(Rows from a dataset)
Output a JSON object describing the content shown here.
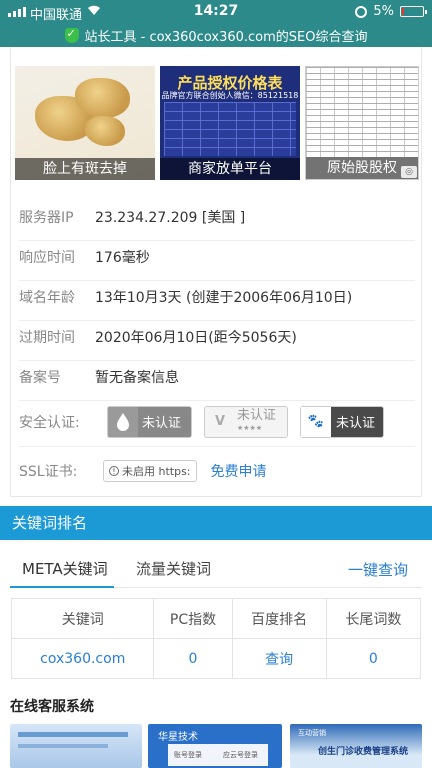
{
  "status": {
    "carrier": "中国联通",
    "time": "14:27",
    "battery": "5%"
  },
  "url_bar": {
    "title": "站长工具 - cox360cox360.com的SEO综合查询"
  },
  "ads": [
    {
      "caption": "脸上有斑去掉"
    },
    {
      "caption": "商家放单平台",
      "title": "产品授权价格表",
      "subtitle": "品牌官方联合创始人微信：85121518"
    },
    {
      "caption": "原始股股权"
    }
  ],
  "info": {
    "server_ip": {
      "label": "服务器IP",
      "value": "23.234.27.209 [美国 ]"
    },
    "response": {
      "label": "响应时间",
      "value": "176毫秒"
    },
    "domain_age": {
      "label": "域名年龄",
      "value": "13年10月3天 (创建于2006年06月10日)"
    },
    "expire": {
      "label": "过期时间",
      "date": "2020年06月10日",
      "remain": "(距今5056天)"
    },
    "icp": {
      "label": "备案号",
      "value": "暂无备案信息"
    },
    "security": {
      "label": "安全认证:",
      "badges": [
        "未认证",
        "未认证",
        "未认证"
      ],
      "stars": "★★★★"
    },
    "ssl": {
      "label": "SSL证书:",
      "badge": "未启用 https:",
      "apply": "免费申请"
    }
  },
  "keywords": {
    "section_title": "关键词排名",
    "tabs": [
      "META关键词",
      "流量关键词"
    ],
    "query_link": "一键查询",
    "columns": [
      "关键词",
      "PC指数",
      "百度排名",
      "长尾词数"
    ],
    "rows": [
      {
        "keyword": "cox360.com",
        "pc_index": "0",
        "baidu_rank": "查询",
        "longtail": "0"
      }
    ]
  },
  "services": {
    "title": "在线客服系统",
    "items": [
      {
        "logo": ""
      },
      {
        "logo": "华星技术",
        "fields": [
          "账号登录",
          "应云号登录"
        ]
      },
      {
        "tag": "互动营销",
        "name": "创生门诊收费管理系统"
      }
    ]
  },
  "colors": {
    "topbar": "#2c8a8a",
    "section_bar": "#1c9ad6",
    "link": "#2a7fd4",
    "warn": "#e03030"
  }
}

==

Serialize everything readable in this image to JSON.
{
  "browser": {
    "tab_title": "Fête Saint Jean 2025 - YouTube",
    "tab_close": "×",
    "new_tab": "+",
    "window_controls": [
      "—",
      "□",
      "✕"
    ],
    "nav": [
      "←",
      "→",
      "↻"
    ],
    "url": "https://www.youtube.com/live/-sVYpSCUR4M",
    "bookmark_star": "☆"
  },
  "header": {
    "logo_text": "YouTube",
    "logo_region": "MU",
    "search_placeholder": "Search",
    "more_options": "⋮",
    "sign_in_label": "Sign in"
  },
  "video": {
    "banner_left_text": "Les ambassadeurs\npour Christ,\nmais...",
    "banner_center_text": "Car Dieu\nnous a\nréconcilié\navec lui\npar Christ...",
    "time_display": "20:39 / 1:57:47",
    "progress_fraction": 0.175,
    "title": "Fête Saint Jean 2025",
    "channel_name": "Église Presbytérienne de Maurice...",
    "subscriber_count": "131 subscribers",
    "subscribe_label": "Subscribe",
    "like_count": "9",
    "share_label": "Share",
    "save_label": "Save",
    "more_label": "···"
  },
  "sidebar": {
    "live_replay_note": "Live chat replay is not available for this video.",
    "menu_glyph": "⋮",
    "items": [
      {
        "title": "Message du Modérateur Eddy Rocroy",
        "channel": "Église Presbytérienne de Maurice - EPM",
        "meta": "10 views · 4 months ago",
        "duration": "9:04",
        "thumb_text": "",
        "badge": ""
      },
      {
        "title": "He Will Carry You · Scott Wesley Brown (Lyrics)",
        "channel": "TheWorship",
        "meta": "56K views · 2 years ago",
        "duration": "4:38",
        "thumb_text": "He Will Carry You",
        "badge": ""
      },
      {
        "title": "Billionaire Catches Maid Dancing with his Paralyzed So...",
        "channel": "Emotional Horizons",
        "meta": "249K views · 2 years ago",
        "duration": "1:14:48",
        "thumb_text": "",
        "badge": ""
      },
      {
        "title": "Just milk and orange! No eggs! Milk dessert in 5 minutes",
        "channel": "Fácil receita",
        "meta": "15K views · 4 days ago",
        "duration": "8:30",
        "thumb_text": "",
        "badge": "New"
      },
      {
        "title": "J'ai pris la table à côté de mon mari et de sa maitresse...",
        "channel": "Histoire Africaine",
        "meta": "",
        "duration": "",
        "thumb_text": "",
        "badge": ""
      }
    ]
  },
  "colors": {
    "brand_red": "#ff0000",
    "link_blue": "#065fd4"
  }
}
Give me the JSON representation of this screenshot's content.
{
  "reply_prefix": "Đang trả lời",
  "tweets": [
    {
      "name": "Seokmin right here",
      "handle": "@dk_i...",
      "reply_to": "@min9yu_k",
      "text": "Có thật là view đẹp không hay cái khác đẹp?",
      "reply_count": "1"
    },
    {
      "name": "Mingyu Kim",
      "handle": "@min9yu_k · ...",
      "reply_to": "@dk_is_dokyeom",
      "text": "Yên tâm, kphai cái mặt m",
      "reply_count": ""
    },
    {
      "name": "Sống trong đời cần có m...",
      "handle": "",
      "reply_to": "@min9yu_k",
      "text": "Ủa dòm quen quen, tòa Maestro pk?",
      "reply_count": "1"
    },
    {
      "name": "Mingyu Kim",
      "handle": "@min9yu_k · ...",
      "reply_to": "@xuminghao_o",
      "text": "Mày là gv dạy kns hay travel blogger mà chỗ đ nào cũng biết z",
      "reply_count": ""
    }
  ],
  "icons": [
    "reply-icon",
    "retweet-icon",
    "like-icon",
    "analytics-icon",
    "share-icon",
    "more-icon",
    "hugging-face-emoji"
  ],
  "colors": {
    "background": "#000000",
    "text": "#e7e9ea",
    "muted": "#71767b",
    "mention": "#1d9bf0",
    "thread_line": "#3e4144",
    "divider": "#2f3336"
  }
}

▶ [Task requirements]: From the listing above, collect each line in which the string "Saint" appears.

▶ [The response]:
    "tab_title": "Fête Saint Jean 2025 - YouTube",
    "title": "Fête Saint Jean 2025",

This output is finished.